▸ **Exercise prompt**: Give every entry again, unchanged, and leave its images out.

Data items
--- Begin ---

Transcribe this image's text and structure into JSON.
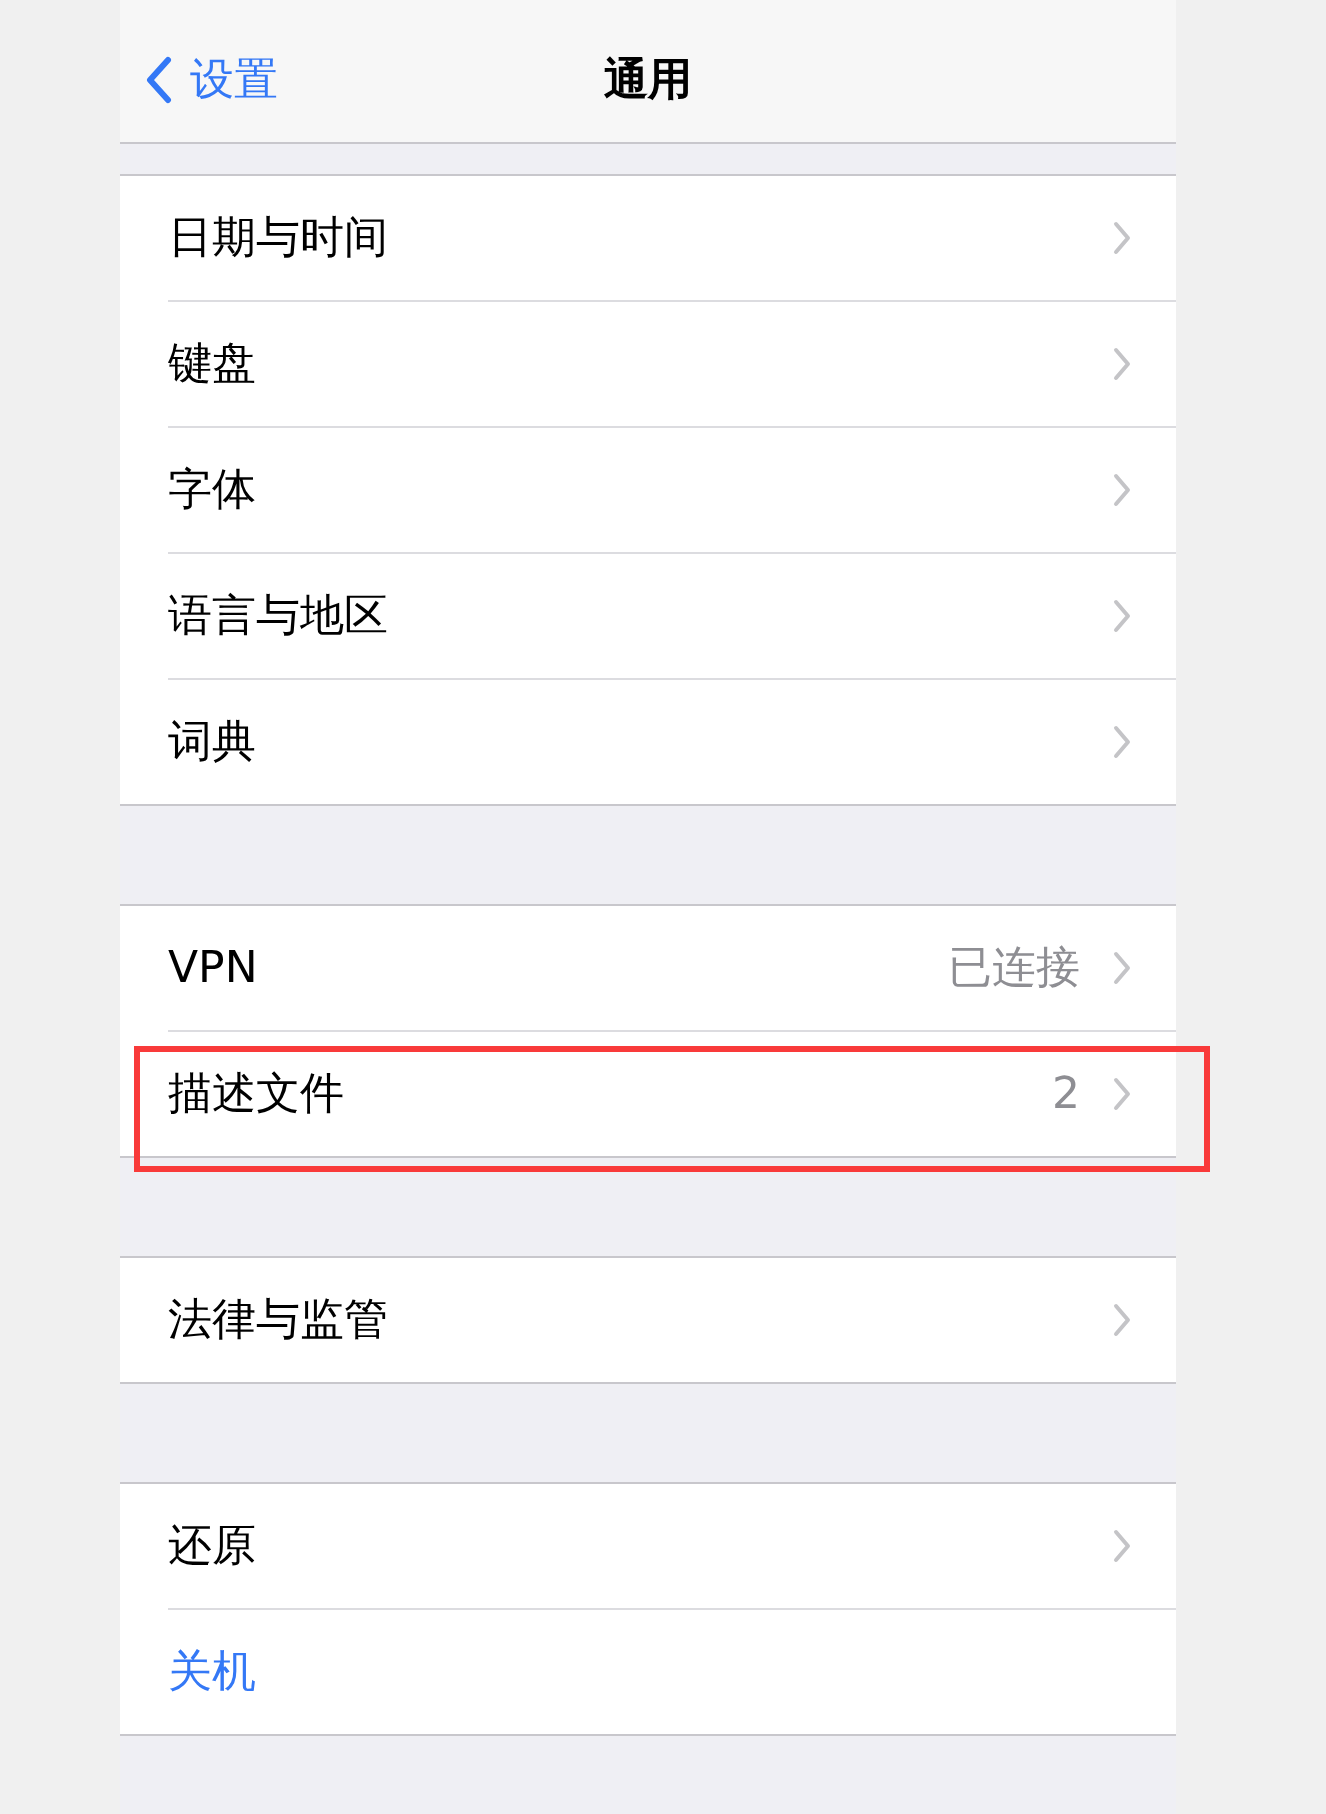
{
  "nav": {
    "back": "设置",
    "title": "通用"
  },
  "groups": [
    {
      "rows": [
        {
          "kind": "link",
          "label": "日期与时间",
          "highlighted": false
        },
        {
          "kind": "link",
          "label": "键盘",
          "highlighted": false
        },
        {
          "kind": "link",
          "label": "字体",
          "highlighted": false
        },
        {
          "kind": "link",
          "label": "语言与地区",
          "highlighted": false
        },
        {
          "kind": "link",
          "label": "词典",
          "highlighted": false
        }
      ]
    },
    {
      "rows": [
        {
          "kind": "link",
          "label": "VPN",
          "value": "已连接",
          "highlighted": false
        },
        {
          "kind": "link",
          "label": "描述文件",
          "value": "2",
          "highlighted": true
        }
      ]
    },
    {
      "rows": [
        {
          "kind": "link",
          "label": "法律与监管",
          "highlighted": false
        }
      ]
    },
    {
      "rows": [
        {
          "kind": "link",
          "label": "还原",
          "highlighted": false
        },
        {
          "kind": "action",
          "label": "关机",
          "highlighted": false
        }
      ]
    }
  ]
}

--- End ---

▸ **Answer to the problem**:
Transcribe this image's text and structure into JSON.
{
  "nav": {
    "back": "设置",
    "title": "通用"
  },
  "groups": [
    {
      "rows": [
        {
          "kind": "link",
          "label": "日期与时间",
          "highlighted": false
        },
        {
          "kind": "link",
          "label": "键盘",
          "highlighted": false
        },
        {
          "kind": "link",
          "label": "字体",
          "highlighted": false
        },
        {
          "kind": "link",
          "label": "语言与地区",
          "highlighted": false
        },
        {
          "kind": "link",
          "label": "词典",
          "highlighted": false
        }
      ]
    },
    {
      "rows": [
        {
          "kind": "link",
          "label": "VPN",
          "value": "已连接",
          "highlighted": false
        },
        {
          "kind": "link",
          "label": "描述文件",
          "value": "2",
          "highlighted": true
        }
      ]
    },
    {
      "rows": [
        {
          "kind": "link",
          "label": "法律与监管",
          "highlighted": false
        }
      ]
    },
    {
      "rows": [
        {
          "kind": "link",
          "label": "还原",
          "highlighted": false
        },
        {
          "kind": "action",
          "label": "关机",
          "highlighted": false
        }
      ]
    }
  ]
}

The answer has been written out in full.